== Problem to work on ==
Please transcribe the data below exactly. Leave the pictures out.

Start of Material for this exercise

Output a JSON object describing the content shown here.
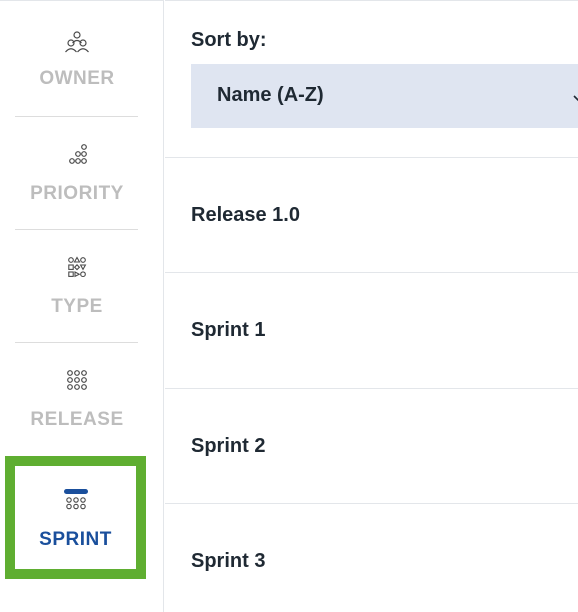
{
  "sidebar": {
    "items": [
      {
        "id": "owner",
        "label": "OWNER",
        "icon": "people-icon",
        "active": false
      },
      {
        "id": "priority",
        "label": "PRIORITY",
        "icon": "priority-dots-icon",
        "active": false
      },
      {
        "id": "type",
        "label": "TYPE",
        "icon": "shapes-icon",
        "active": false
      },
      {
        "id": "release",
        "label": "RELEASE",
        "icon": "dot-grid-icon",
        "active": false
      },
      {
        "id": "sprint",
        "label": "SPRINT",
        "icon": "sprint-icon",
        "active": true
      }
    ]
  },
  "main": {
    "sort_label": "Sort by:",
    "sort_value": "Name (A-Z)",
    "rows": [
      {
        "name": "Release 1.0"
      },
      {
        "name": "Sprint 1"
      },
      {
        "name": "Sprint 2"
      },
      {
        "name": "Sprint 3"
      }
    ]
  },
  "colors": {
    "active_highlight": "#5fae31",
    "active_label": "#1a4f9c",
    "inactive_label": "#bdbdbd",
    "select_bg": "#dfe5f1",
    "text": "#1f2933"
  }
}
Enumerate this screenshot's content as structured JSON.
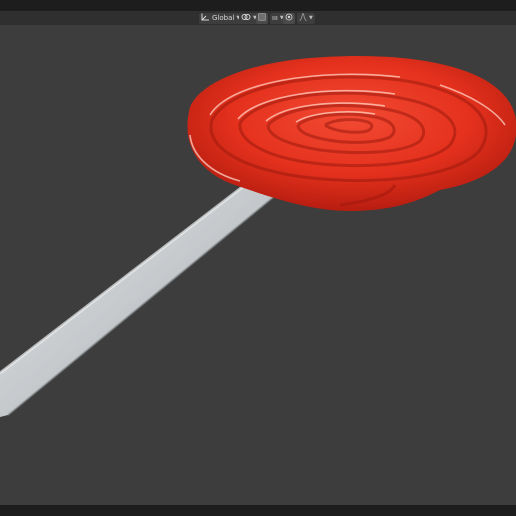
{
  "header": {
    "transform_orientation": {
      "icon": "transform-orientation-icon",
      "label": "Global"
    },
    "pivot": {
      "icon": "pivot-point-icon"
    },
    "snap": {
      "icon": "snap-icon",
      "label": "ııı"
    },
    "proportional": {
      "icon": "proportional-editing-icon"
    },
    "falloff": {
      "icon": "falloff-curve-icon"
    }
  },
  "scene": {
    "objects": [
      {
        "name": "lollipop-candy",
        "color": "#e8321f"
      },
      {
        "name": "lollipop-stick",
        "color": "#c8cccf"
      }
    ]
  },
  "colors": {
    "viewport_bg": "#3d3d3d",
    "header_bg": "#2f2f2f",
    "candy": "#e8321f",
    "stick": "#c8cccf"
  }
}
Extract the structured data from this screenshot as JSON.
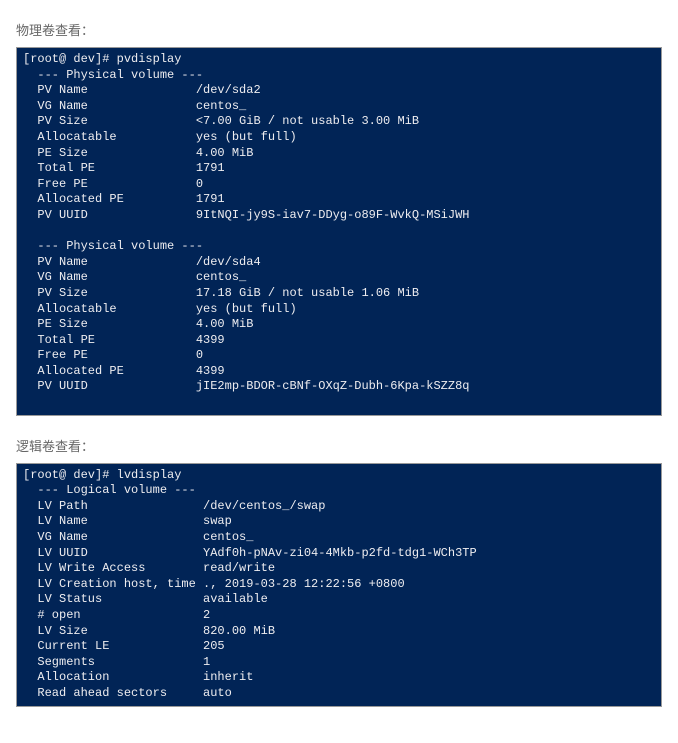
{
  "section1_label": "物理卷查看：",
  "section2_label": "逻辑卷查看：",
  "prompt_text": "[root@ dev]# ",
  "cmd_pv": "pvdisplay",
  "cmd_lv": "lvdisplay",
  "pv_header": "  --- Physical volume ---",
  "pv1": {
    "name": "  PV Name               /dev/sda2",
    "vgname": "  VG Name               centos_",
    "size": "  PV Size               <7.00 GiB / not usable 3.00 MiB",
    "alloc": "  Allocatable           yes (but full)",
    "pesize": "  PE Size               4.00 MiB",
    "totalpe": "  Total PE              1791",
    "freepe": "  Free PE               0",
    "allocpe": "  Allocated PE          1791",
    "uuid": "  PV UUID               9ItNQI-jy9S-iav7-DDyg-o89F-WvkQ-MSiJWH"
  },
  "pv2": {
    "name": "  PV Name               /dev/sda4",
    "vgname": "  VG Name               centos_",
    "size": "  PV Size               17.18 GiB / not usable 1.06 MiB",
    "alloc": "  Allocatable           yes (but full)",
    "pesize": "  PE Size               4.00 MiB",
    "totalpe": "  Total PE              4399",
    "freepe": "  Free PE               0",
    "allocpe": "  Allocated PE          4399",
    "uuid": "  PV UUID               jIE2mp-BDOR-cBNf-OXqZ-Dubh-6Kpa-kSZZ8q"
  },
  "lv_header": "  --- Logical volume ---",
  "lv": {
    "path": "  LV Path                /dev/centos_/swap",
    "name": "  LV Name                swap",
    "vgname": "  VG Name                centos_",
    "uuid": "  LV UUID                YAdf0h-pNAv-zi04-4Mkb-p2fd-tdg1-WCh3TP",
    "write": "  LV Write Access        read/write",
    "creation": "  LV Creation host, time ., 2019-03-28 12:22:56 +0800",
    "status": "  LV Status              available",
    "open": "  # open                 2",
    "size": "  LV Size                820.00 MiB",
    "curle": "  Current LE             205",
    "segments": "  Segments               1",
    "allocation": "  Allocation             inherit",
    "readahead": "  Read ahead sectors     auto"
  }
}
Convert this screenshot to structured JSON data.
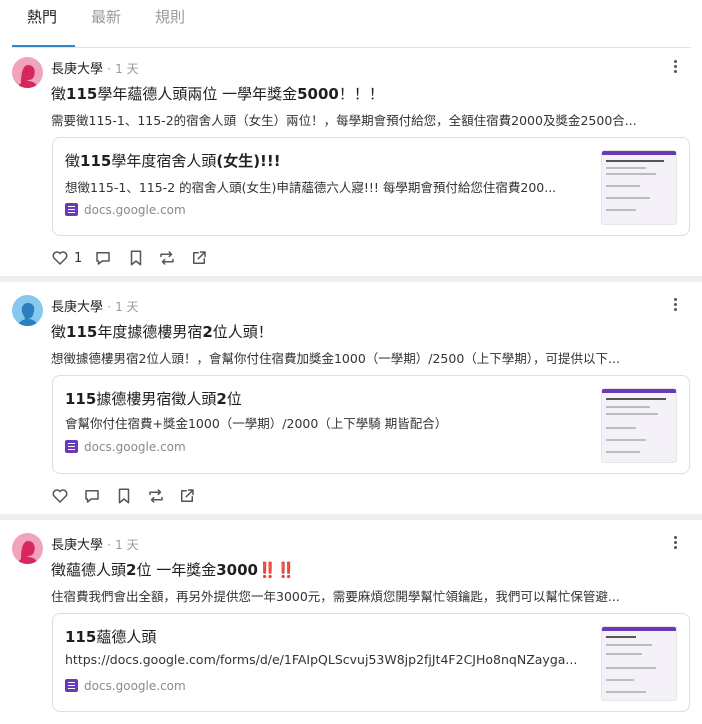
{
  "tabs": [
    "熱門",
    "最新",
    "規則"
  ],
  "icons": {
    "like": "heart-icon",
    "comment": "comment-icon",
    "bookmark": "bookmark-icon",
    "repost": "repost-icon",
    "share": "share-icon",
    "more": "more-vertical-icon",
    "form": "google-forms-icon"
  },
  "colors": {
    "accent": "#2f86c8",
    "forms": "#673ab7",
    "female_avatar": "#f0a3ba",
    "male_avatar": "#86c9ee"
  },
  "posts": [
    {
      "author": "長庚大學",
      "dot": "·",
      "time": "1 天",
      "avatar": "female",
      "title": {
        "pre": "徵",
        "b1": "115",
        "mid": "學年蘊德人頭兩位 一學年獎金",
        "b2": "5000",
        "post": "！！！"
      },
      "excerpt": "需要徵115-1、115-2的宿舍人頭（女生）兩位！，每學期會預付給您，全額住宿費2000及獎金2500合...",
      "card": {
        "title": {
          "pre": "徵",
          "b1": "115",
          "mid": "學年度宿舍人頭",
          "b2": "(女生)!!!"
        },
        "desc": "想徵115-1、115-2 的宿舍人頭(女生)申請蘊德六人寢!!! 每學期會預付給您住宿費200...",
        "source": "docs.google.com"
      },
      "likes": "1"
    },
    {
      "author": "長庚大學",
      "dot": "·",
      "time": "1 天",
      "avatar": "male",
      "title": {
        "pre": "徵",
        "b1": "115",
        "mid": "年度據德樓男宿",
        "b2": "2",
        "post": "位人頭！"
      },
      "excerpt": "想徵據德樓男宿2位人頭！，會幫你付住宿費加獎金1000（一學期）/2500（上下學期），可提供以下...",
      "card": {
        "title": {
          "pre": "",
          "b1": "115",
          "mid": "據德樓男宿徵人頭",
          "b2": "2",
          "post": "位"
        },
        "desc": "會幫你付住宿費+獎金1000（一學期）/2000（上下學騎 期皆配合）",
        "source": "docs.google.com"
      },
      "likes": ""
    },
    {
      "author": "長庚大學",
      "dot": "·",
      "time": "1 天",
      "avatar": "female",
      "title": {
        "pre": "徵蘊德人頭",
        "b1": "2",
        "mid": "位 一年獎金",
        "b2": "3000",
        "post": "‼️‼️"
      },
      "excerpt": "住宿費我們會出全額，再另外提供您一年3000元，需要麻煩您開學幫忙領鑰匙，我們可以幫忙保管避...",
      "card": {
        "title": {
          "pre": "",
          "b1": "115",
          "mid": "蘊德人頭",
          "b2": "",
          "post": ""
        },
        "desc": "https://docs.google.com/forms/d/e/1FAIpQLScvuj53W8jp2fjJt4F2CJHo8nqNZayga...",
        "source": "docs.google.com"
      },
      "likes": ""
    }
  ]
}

End of Material for this exercise

== Expected output ==
Output a JSON object describing the content shown here.
{
  "sidebar": {
    "items": [
      {
        "id": "owner",
        "label": "OWNER",
        "icon": "people-icon",
        "active": false
      },
      {
        "id": "priority",
        "label": "PRIORITY",
        "icon": "priority-dots-icon",
        "active": false
      },
      {
        "id": "type",
        "label": "TYPE",
        "icon": "shapes-icon",
        "active": false
      },
      {
        "id": "release",
        "label": "RELEASE",
        "icon": "dot-grid-icon",
        "active": false
      },
      {
        "id": "sprint",
        "label": "SPRINT",
        "icon": "sprint-icon",
        "active": true
      }
    ]
  },
  "main": {
    "sort_label": "Sort by:",
    "sort_value": "Name (A-Z)",
    "rows": [
      {
        "name": "Release 1.0"
      },
      {
        "name": "Sprint 1"
      },
      {
        "name": "Sprint 2"
      },
      {
        "name": "Sprint 3"
      }
    ]
  },
  "colors": {
    "active_highlight": "#5fae31",
    "active_label": "#1a4f9c",
    "inactive_label": "#bdbdbd",
    "select_bg": "#dfe5f1",
    "text": "#1f2933"
  }
}
Enumerate this screenshot's content as structured JSON.
{
  "header": {
    "transform_orientation": {
      "icon": "transform-orientation-icon",
      "label": "Global"
    },
    "pivot": {
      "icon": "pivot-point-icon"
    },
    "snap": {
      "icon": "snap-icon",
      "label": "ııı"
    },
    "proportional": {
      "icon": "proportional-editing-icon"
    },
    "falloff": {
      "icon": "falloff-curve-icon"
    }
  },
  "scene": {
    "objects": [
      {
        "name": "lollipop-candy",
        "color": "#e8321f"
      },
      {
        "name": "lollipop-stick",
        "color": "#c8cccf"
      }
    ]
  },
  "colors": {
    "viewport_bg": "#3d3d3d",
    "header_bg": "#2f2f2f",
    "candy": "#e8321f",
    "stick": "#c8cccf"
  }
}
Extract the structured data from this screenshot as JSON.
{
  "section1_label": "物理卷查看：",
  "section2_label": "逻辑卷查看：",
  "prompt_text": "[root@ dev]# ",
  "cmd_pv": "pvdisplay",
  "cmd_lv": "lvdisplay",
  "pv_header": "  --- Physical volume ---",
  "pv1": {
    "name": "  PV Name               /dev/sda2",
    "vgname": "  VG Name               centos_",
    "size": "  PV Size               <7.00 GiB / not usable 3.00 MiB",
    "alloc": "  Allocatable           yes (but full)",
    "pesize": "  PE Size               4.00 MiB",
    "totalpe": "  Total PE              1791",
    "freepe": "  Free PE               0",
    "allocpe": "  Allocated PE          1791",
    "uuid": "  PV UUID               9ItNQI-jy9S-iav7-DDyg-o89F-WvkQ-MSiJWH"
  },
  "pv2": {
    "name": "  PV Name               /dev/sda4",
    "vgname": "  VG Name               centos_",
    "size": "  PV Size               17.18 GiB / not usable 1.06 MiB",
    "alloc": "  Allocatable           yes (but full)",
    "pesize": "  PE Size               4.00 MiB",
    "totalpe": "  Total PE              4399",
    "freepe": "  Free PE               0",
    "allocpe": "  Allocated PE          4399",
    "uuid": "  PV UUID               jIE2mp-BDOR-cBNf-OXqZ-Dubh-6Kpa-kSZZ8q"
  },
  "lv_header": "  --- Logical volume ---",
  "lv": {
    "path": "  LV Path                /dev/centos_/swap",
    "name": "  LV Name                swap",
    "vgname": "  VG Name                centos_",
    "uuid": "  LV UUID                YAdf0h-pNAv-zi04-4Mkb-p2fd-tdg1-WCh3TP",
    "write": "  LV Write Access        read/write",
    "creation": "  LV Creation host, time ., 2019-03-28 12:22:56 +0800",
    "status": "  LV Status              available",
    "open": "  # open                 2",
    "size": "  LV Size                820.00 MiB",
    "curle": "  Current LE             205",
    "segments": "  Segments               1",
    "allocation": "  Allocation             inherit",
    "readahead": "  Read ahead sectors     auto"
  }
}
Convert this screenshot to structured JSON data.
{
  "tabs": [
    "熱門",
    "最新",
    "規則"
  ],
  "icons": {
    "like": "heart-icon",
    "comment": "comment-icon",
    "bookmark": "bookmark-icon",
    "repost": "repost-icon",
    "share": "share-icon",
    "more": "more-vertical-icon",
    "form": "google-forms-icon"
  },
  "colors": {
    "accent": "#2f86c8",
    "forms": "#673ab7",
    "female_avatar": "#f0a3ba",
    "male_avatar": "#86c9ee"
  },
  "posts": [
    {
      "author": "長庚大學",
      "dot": "·",
      "time": "1 天",
      "avatar": "female",
      "title": {
        "pre": "徵",
        "b1": "115",
        "mid": "學年蘊德人頭兩位 一學年獎金",
        "b2": "5000",
        "post": "！！！"
      },
      "excerpt": "需要徵115-1、115-2的宿舍人頭（女生）兩位！，每學期會預付給您，全額住宿費2000及獎金2500合...",
      "card": {
        "title": {
          "pre": "徵",
          "b1": "115",
          "mid": "學年度宿舍人頭",
          "b2": "(女生)!!!"
        },
        "desc": "想徵115-1、115-2 的宿舍人頭(女生)申請蘊德六人寢!!! 每學期會預付給您住宿費200...",
        "source": "docs.google.com"
      },
      "likes": "1"
    },
    {
      "author": "長庚大學",
      "dot": "·",
      "time": "1 天",
      "avatar": "male",
      "title": {
        "pre": "徵",
        "b1": "115",
        "mid": "年度據德樓男宿",
        "b2": "2",
        "post": "位人頭！"
      },
      "excerpt": "想徵據德樓男宿2位人頭！，會幫你付住宿費加獎金1000（一學期）/2500（上下學期），可提供以下...",
      "card": {
        "title": {
          "pre": "",
          "b1": "115",
          "mid": "據德樓男宿徵人頭",
          "b2": "2",
          "post": "位"
        },
        "desc": "會幫你付住宿費+獎金1000（一學期）/2000（上下學騎 期皆配合）",
        "source": "docs.google.com"
      },
      "likes": ""
    },
    {
      "author": "長庚大學",
      "dot": "·",
      "time": "1 天",
      "avatar": "female",
      "title": {
        "pre": "徵蘊德人頭",
        "b1": "2",
        "mid": "位 一年獎金",
        "b2": "3000",
        "post": "‼️‼️"
      },
      "excerpt": "住宿費我們會出全額，再另外提供您一年3000元，需要麻煩您開學幫忙領鑰匙，我們可以幫忙保管避...",
      "card": {
        "title": {
          "pre": "",
          "b1": "115",
          "mid": "蘊德人頭",
          "b2": "",
          "post": ""
        },
        "desc": "https://docs.google.com/forms/d/e/1FAIpQLScvuj53W8jp2fjJt4F2CJHo8nqNZayga...",
        "source": "docs.google.com"
      },
      "likes": ""
    }
  ]
}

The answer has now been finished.